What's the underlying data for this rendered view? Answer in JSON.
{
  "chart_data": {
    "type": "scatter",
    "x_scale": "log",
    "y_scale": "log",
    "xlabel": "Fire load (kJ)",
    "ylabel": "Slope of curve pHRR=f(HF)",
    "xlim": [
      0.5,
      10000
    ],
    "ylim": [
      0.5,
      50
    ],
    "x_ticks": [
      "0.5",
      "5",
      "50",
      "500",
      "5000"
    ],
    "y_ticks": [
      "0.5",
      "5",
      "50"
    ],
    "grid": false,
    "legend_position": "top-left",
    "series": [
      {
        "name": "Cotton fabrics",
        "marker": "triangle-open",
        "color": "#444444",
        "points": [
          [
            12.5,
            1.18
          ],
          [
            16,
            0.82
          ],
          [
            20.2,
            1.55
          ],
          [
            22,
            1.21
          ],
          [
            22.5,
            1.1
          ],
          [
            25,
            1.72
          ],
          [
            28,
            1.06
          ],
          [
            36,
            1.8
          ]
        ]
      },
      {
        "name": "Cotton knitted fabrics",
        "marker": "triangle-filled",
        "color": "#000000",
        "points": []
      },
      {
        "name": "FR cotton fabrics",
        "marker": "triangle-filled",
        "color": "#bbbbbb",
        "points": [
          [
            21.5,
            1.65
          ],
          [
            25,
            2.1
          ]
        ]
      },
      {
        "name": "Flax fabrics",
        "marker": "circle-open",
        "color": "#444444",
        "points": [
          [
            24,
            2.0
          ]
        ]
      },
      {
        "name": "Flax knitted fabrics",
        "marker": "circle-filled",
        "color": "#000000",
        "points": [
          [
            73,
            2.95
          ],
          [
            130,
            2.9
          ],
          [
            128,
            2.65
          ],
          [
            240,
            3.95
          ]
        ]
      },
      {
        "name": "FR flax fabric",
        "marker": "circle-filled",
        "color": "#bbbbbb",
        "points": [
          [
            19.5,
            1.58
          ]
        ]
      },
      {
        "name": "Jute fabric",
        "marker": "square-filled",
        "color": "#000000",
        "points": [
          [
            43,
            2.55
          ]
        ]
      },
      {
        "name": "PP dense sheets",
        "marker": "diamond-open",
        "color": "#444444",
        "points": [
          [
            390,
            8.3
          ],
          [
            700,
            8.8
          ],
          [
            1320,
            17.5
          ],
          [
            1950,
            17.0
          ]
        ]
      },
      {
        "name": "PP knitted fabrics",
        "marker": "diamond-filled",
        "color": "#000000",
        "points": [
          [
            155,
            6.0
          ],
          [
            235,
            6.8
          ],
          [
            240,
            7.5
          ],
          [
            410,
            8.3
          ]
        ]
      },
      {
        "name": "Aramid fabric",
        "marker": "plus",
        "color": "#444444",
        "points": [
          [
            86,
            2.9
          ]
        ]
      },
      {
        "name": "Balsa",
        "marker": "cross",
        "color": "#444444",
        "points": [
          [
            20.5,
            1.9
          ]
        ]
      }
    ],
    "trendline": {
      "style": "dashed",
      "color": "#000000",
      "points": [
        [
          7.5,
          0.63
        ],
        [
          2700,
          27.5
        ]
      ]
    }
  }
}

++++++++++++++++++++

WORK REQUIRED: Word for word, quote all of the data above.

SOLVED PROBLEM:
What's the underlying data for this rendered view? Answer in JSON.
{
  "chart_data": {
    "type": "scatter",
    "x_scale": "log",
    "y_scale": "log",
    "xlabel": "Fire load (kJ)",
    "ylabel": "Slope of curve pHRR=f(HF)",
    "xlim": [
      0.5,
      10000
    ],
    "ylim": [
      0.5,
      50
    ],
    "x_ticks": [
      "0.5",
      "5",
      "50",
      "500",
      "5000"
    ],
    "y_ticks": [
      "0.5",
      "5",
      "50"
    ],
    "grid": false,
    "legend_position": "top-left",
    "series": [
      {
        "name": "Cotton fabrics",
        "marker": "triangle-open",
        "color": "#444444",
        "points": [
          [
            12.5,
            1.18
          ],
          [
            16,
            0.82
          ],
          [
            20.2,
            1.55
          ],
          [
            22,
            1.21
          ],
          [
            22.5,
            1.1
          ],
          [
            25,
            1.72
          ],
          [
            28,
            1.06
          ],
          [
            36,
            1.8
          ]
        ]
      },
      {
        "name": "Cotton knitted fabrics",
        "marker": "triangle-filled",
        "color": "#000000",
        "points": []
      },
      {
        "name": "FR cotton fabrics",
        "marker": "triangle-filled",
        "color": "#bbbbbb",
        "points": [
          [
            21.5,
            1.65
          ],
          [
            25,
            2.1
          ]
        ]
      },
      {
        "name": "Flax fabrics",
        "marker": "circle-open",
        "color": "#444444",
        "points": [
          [
            24,
            2.0
          ]
        ]
      },
      {
        "name": "Flax knitted fabrics",
        "marker": "circle-filled",
        "color": "#000000",
        "points": [
          [
            73,
            2.95
          ],
          [
            130,
            2.9
          ],
          [
            128,
            2.65
          ],
          [
            240,
            3.95
          ]
        ]
      },
      {
        "name": "FR flax fabric",
        "marker": "circle-filled",
        "color": "#bbbbbb",
        "points": [
          [
            19.5,
            1.58
          ]
        ]
      },
      {
        "name": "Jute fabric",
        "marker": "square-filled",
        "color": "#000000",
        "points": [
          [
            43,
            2.55
          ]
        ]
      },
      {
        "name": "PP dense sheets",
        "marker": "diamond-open",
        "color": "#444444",
        "points": [
          [
            390,
            8.3
          ],
          [
            700,
            8.8
          ],
          [
            1320,
            17.5
          ],
          [
            1950,
            17.0
          ]
        ]
      },
      {
        "name": "PP knitted fabrics",
        "marker": "diamond-filled",
        "color": "#000000",
        "points": [
          [
            155,
            6.0
          ],
          [
            235,
            6.8
          ],
          [
            240,
            7.5
          ],
          [
            410,
            8.3
          ]
        ]
      },
      {
        "name": "Aramid fabric",
        "marker": "plus",
        "color": "#444444",
        "points": [
          [
            86,
            2.9
          ]
        ]
      },
      {
        "name": "Balsa",
        "marker": "cross",
        "color": "#444444",
        "points": [
          [
            20.5,
            1.9
          ]
        ]
      }
    ],
    "trendline": {
      "style": "dashed",
      "color": "#000000",
      "points": [
        [
          7.5,
          0.63
        ],
        [
          2700,
          27.5
        ]
      ]
    }
  }
}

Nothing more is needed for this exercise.